_RECORDED DATA:_
┄┄┄┄┄┄

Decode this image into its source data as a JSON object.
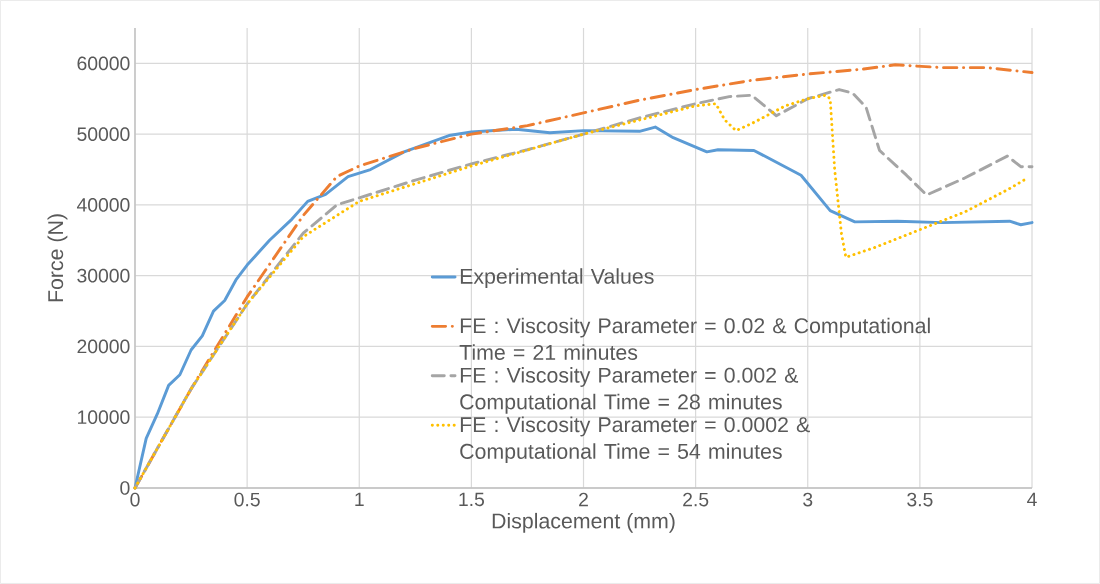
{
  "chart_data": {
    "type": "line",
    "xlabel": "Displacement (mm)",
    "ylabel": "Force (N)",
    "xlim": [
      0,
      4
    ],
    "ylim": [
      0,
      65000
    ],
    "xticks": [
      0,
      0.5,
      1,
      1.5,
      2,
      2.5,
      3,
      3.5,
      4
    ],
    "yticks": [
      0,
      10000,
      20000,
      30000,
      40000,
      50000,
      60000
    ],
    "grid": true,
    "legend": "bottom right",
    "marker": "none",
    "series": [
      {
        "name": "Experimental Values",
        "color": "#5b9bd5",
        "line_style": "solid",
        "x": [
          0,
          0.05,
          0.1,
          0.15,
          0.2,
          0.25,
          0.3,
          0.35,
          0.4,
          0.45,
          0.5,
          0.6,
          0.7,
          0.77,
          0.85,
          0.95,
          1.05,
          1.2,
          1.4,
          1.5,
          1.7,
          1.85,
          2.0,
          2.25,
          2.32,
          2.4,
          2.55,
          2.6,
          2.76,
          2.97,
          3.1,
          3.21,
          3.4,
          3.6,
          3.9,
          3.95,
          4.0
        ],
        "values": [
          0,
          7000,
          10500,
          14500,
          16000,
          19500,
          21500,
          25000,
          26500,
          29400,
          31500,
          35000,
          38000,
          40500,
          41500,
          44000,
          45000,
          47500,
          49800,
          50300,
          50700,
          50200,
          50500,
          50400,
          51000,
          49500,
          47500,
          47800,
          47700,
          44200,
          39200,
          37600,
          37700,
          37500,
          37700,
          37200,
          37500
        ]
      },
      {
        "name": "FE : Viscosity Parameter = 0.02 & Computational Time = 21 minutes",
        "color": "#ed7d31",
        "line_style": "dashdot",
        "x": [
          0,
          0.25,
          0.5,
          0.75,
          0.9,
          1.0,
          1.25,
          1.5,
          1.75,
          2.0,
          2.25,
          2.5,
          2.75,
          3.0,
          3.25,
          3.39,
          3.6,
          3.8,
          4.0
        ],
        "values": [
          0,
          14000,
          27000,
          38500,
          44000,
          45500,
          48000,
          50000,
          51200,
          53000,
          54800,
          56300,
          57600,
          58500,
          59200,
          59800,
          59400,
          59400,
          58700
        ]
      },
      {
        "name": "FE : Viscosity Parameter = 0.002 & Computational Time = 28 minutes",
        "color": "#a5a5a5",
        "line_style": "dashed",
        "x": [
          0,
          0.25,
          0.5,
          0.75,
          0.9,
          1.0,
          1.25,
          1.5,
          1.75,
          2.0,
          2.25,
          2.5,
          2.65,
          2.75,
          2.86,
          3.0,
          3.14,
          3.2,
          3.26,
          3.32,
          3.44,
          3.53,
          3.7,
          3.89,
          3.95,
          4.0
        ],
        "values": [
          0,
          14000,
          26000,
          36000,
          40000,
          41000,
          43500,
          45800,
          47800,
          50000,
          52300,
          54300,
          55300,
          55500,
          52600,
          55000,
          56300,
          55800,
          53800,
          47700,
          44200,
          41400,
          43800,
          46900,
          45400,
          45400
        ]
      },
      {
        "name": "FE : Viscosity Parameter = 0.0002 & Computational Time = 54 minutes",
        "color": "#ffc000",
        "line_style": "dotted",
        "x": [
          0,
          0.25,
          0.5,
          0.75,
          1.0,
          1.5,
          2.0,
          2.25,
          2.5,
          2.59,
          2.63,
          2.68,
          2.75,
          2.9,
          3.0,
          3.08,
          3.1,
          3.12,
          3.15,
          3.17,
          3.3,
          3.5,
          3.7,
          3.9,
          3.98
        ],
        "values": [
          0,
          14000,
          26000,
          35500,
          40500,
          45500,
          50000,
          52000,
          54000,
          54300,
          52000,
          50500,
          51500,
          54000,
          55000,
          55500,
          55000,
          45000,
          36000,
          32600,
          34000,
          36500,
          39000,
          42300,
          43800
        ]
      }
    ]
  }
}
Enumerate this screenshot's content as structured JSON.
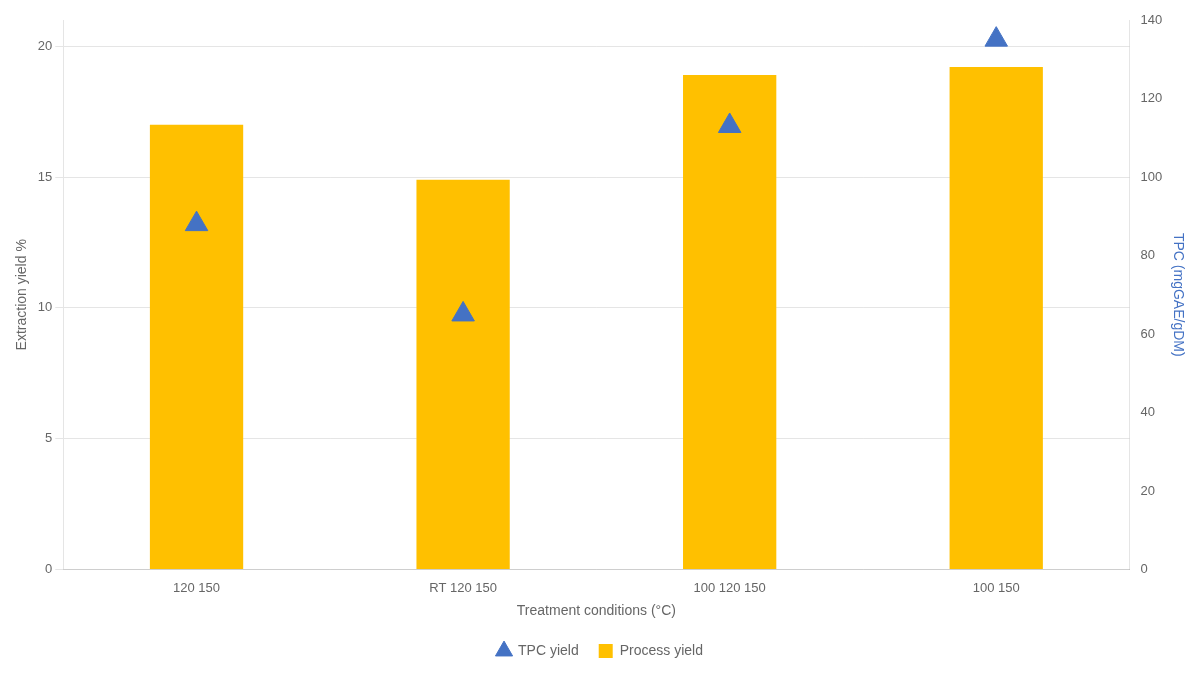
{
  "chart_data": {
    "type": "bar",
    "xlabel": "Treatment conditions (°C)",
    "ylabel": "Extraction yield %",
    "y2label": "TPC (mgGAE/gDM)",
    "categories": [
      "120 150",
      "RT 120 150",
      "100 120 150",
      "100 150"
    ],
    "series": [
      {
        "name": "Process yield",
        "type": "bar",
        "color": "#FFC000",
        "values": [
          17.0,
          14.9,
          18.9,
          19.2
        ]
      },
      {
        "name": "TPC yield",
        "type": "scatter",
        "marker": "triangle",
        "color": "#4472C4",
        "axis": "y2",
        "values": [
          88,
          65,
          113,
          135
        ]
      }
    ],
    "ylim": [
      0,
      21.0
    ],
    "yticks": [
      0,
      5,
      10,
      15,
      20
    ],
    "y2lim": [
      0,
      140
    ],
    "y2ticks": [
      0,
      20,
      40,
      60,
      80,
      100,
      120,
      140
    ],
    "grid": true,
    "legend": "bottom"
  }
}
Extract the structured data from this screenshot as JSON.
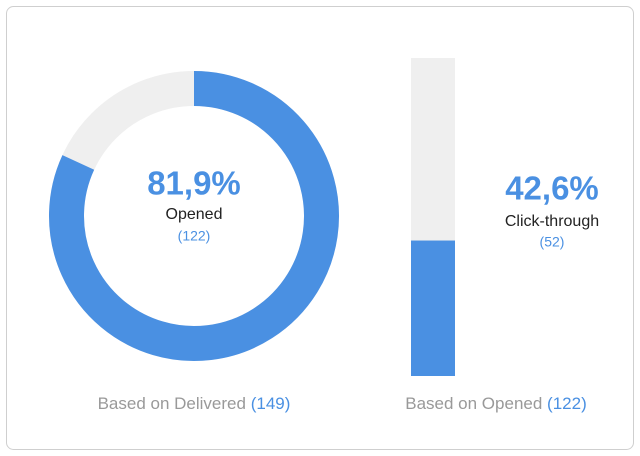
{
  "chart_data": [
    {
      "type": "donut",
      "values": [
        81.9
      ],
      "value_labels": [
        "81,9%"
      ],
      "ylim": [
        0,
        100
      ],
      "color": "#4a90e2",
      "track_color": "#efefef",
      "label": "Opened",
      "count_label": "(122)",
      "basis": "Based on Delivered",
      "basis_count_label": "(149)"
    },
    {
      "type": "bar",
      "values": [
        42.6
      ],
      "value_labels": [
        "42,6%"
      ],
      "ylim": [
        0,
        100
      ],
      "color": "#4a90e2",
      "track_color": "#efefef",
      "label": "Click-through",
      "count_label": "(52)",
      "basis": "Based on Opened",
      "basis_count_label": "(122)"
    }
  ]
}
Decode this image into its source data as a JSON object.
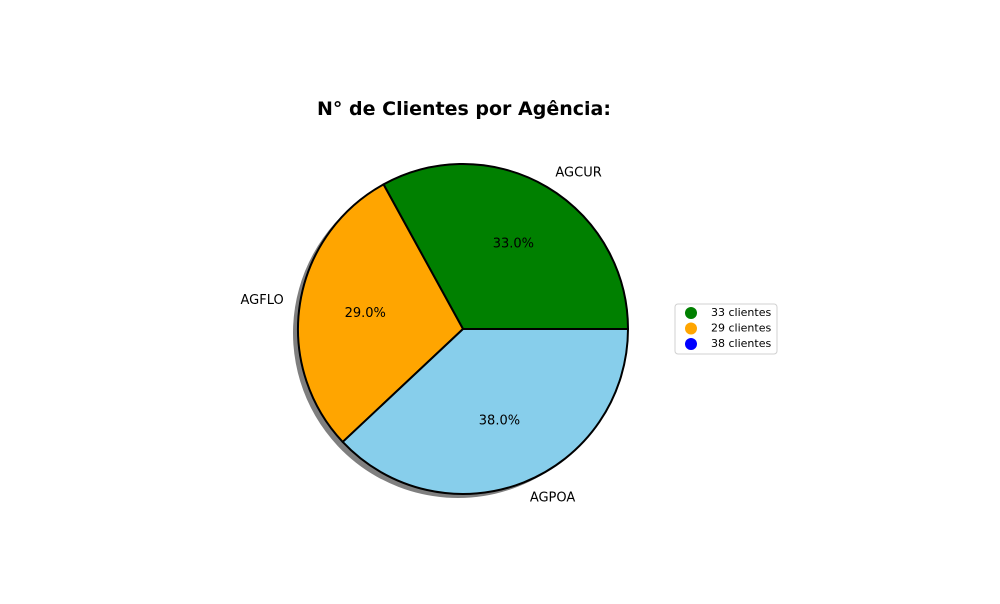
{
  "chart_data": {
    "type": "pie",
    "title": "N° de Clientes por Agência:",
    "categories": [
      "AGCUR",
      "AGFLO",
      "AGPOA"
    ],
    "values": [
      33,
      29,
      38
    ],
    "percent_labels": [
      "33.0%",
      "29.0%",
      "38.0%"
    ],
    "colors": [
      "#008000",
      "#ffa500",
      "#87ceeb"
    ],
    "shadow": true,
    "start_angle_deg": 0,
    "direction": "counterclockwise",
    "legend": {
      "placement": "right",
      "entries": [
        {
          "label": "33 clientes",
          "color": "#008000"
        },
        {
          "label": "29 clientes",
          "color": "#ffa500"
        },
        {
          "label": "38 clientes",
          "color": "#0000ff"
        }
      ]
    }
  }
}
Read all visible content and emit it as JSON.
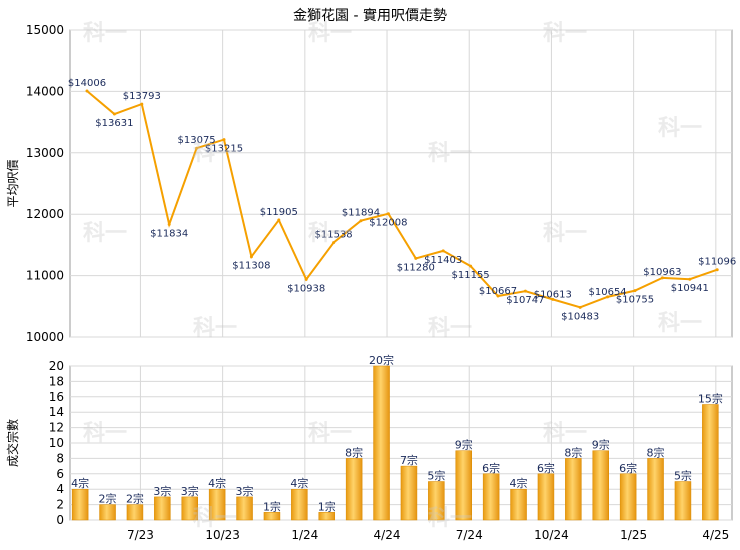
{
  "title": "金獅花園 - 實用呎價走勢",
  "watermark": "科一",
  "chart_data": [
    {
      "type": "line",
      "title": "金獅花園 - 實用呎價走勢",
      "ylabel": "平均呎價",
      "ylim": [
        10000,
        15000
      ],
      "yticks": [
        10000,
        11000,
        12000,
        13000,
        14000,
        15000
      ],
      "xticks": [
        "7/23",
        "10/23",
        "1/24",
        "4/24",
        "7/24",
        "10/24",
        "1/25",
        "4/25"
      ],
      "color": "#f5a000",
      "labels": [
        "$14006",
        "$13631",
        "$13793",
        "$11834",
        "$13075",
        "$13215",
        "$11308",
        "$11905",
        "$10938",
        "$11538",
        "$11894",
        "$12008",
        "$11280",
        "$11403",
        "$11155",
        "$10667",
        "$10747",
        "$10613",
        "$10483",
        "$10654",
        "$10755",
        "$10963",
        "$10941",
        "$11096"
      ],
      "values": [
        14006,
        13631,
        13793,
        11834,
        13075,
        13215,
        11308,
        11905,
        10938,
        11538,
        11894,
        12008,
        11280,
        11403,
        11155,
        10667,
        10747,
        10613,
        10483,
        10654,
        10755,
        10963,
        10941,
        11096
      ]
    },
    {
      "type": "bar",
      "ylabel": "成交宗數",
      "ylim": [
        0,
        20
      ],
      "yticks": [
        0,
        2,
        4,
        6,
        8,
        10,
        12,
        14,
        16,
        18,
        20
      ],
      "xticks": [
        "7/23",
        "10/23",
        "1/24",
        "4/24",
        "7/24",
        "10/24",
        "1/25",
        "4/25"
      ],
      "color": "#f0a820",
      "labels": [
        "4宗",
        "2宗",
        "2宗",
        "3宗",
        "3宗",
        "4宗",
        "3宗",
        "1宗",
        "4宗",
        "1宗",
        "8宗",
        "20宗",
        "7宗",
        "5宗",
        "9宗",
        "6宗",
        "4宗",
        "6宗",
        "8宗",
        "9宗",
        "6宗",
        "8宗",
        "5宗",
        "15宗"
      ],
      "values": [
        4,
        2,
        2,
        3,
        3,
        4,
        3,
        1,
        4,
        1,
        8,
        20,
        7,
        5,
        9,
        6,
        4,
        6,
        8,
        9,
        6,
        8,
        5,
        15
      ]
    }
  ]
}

┄┄┄┄┄┄

_INSTRUCTIONS TO FOLLOW:_ Show the lines from the data above that contain the string "this".

_TASK SOLUTION:_
Decode this image into its source data as a JSON object.
Enumerate this screenshot's content as structured JSON.
Extract the structured data from this screenshot as JSON.
Decode this image into its source data as a JSON object.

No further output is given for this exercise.